| Stated exercise |
Extract the full set of records, then give each one again exactly.

(Stored records)
● ● ● ●

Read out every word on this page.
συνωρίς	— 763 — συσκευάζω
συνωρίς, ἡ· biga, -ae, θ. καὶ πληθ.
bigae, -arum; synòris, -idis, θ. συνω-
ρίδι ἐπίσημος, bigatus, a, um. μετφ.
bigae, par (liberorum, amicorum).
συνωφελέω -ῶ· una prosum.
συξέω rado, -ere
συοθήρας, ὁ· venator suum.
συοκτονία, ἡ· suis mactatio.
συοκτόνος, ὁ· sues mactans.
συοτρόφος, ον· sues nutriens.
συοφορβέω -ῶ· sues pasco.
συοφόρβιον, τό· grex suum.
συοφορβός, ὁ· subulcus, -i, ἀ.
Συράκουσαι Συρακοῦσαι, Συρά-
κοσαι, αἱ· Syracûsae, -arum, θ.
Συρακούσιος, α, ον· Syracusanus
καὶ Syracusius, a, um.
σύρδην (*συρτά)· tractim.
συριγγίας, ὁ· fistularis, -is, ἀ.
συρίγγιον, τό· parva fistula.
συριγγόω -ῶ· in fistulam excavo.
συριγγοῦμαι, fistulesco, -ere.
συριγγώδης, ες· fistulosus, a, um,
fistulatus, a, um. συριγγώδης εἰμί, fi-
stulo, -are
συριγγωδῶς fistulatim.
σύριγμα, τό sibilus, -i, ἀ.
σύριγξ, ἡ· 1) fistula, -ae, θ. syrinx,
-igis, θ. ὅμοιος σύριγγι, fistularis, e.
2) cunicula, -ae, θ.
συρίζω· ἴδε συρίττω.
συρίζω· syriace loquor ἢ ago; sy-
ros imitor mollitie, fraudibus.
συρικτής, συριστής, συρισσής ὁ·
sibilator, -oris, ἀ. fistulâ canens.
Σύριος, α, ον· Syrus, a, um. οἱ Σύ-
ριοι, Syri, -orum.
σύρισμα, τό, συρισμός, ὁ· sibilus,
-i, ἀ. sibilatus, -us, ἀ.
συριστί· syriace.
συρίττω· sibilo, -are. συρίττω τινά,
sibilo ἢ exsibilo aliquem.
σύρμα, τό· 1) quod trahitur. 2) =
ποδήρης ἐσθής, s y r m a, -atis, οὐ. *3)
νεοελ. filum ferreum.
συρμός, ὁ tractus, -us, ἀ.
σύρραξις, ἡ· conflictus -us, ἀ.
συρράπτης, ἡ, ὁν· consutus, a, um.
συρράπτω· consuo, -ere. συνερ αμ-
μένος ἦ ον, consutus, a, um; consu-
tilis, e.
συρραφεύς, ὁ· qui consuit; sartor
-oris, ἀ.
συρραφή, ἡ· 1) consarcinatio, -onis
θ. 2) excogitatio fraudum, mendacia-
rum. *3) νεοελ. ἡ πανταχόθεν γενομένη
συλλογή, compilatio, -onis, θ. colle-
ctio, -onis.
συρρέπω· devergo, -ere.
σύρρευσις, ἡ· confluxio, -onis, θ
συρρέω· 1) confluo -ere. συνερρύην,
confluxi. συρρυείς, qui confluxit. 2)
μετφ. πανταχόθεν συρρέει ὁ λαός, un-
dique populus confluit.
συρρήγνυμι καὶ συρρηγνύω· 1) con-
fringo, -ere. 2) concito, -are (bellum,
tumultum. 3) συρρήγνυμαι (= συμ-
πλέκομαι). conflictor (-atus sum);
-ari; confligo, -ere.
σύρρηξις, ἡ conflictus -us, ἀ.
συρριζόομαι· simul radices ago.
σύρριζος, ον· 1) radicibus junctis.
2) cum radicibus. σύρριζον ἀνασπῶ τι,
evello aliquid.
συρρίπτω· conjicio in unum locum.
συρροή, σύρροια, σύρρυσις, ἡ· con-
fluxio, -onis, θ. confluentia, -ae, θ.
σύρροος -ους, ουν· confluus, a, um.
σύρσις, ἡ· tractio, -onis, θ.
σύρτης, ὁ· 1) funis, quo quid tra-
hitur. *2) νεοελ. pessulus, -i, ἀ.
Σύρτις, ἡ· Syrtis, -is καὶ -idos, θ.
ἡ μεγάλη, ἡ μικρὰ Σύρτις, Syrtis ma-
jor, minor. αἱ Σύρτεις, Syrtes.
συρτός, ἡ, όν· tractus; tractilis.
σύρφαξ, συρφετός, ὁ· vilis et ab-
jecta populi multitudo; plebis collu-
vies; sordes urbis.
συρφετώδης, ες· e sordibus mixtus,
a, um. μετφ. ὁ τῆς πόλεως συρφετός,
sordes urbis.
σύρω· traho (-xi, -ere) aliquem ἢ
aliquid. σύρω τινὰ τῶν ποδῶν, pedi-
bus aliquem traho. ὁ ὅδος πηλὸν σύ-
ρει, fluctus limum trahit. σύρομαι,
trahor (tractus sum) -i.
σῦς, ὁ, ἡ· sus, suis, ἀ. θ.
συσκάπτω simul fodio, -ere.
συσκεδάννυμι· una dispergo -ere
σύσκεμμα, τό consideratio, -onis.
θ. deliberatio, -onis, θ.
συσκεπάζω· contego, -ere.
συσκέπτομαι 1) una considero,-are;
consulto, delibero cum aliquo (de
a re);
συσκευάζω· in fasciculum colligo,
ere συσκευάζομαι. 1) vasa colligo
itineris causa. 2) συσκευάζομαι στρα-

● ● ● ●

| Exercise answer |
Read out every word on this page.
συνωρίς	— 763 — συσκευάζω
συνωρίς, ἡ· biga, -ae, θ. καὶ πληθ.
bigae, -arum; synòris, -idis, θ. συνω-
ρίδι ἐπίσημος, bigatus, a, um. μετφ.
bigae, par (liberorum, amicorum).
συνωφελέω -ῶ· una prosum.
συξέω rado, -ere
συοθήρας, ὁ· venator suum.
συοκτονία, ἡ· suis mactatio.
συοκτόνος, ὁ· sues mactans.
συοτρόφος, ον· sues nutriens.
συοφορβέω -ῶ· sues pasco.
συοφόρβιον, τό· grex suum.
συοφορβός, ὁ· subulcus, -i, ἀ.
Συράκουσαι Συρακοῦσαι, Συρά-
κοσαι, αἱ· Syracûsae, -arum, θ.
Συρακούσιος, α, ον· Syracusanus
καὶ Syracusius, a, um.
σύρδην (*συρτά)· tractim.
συριγγίας, ὁ· fistularis, -is, ἀ.
συρίγγιον, τό· parva fistula.
συριγγόω -ῶ· in fistulam excavo.
συριγγοῦμαι, fistulesco, -ere.
συριγγώδης, ες· fistulosus, a, um,
fistulatus, a, um. συριγγώδης εἰμί, fi-
stulo, -are
συριγγωδῶς fistulatim.
σύριγμα, τό sibilus, -i, ἀ.
σύριγξ, ἡ· 1) fistula, -ae, θ. syrinx,
-igis, θ. ὅμοιος σύριγγι, fistularis, e.
2) cunicula, -ae, θ.
συρίζω· ἴδε συρίττω.
συρίζω· syriace loquor ἢ ago; sy-
ros imitor mollitie, fraudibus.
συρικτής, συριστής, συρισσής ὁ·
sibilator, -oris, ἀ. fistulâ canens.
Σύριος, α, ον· Syrus, a, um. οἱ Σύ-
ριοι, Syri, -orum.
σύρισμα, τό, συρισμός, ὁ· sibilus,
-i, ἀ. sibilatus, -us, ἀ.
συριστί· syriace.
συρίττω· sibilo, -are. συρίττω τινά,
sibilo ἢ exsibilo aliquem.
σύρμα, τό· 1) quod trahitur. 2) =
ποδήρης ἐσθής, s y r m a, -atis, οὐ. *3)
νεοελ. filum ferreum.
συρμός, ὁ tractus, -us, ἀ.
σύρραξις, ἡ· conflictus -us, ἀ.
συρράπτης, ἡ, ὁν· consutus, a, um.
συρράπτω· consuo, -ere. συνερ αμ-
μένος ἦ ον, consutus, a, um; consu-
tilis, e.
συρραφεύς, ὁ· qui consuit; sartor
-oris, ἀ.
συρραφή, ἡ· 1) consarcinatio, -onis
θ. 2) excogitatio fraudum, mendacia-
rum. *3) νεοελ. ἡ πανταχόθεν γενομένη
συλλογή, compilatio, -onis, θ. colle-
ctio, -onis.
συρρέπω· devergo, -ere.
σύρρευσις, ἡ· confluxio, -onis, θ
συρρέω· 1) confluo -ere. συνερρύην,
confluxi. συρρυείς, qui confluxit. 2)
μετφ. πανταχόθεν συρρέει ὁ λαός, un-
dique populus confluit.
συρρήγνυμι καὶ συρρηγνύω· 1) con-
fringo, -ere. 2) concito, -are (bellum,
tumultum. 3) συρρήγνυμαι (= συμ-
πλέκομαι). conflictor (-atus sum);
-ari; confligo, -ere.
σύρρηξις, ἡ conflictus -us, ἀ.
συρριζόομαι· simul radices ago.
σύρριζος, ον· 1) radicibus junctis.
2) cum radicibus. σύρριζον ἀνασπῶ τι,
evello aliquid.
συρρίπτω· conjicio in unum locum.
συρροή, σύρροια, σύρρυσις, ἡ· con-
fluxio, -onis, θ. confluentia, -ae, θ.
σύρροος -ους, ουν· confluus, a, um.
σύρσις, ἡ· tractio, -onis, θ.
σύρτης, ὁ· 1) funis, quo quid tra-
hitur. *2) νεοελ. pessulus, -i, ἀ.
Σύρτις, ἡ· Syrtis, -is καὶ -idos, θ.
ἡ μεγάλη, ἡ μικρὰ Σύρτις, Syrtis ma-
jor, minor. αἱ Σύρτεις, Syrtes.
συρτός, ἡ, όν· tractus; tractilis.
σύρφαξ, συρφετός, ὁ· vilis et ab-
jecta populi multitudo; plebis collu-
vies; sordes urbis.
συρφετώδης, ες· e sordibus mixtus,
a, um. μετφ. ὁ τῆς πόλεως συρφετός,
sordes urbis.
σύρω· traho (-xi, -ere) aliquem ἢ
aliquid. σύρω τινὰ τῶν ποδῶν, pedi-
bus aliquem traho. ὁ ὅδος πηλὸν σύ-
ρει, fluctus limum trahit. σύρομαι,
trahor (tractus sum) -i.
σῦς, ὁ, ἡ· sus, suis, ἀ. θ.
συσκάπτω simul fodio, -ere.
συσκεδάννυμι· una dispergo -ere
σύσκεμμα, τό consideratio, -onis.
θ. deliberatio, -onis, θ.
συσκεπάζω· contego, -ere.
συσκέπτομαι 1) una considero,-are;
consulto, delibero cum aliquo (de
a re);
συσκευάζω· in fasciculum colligo,
ere συσκευάζομαι. 1) vasa colligo
itineris causa. 2) συσκευάζομαι στρα-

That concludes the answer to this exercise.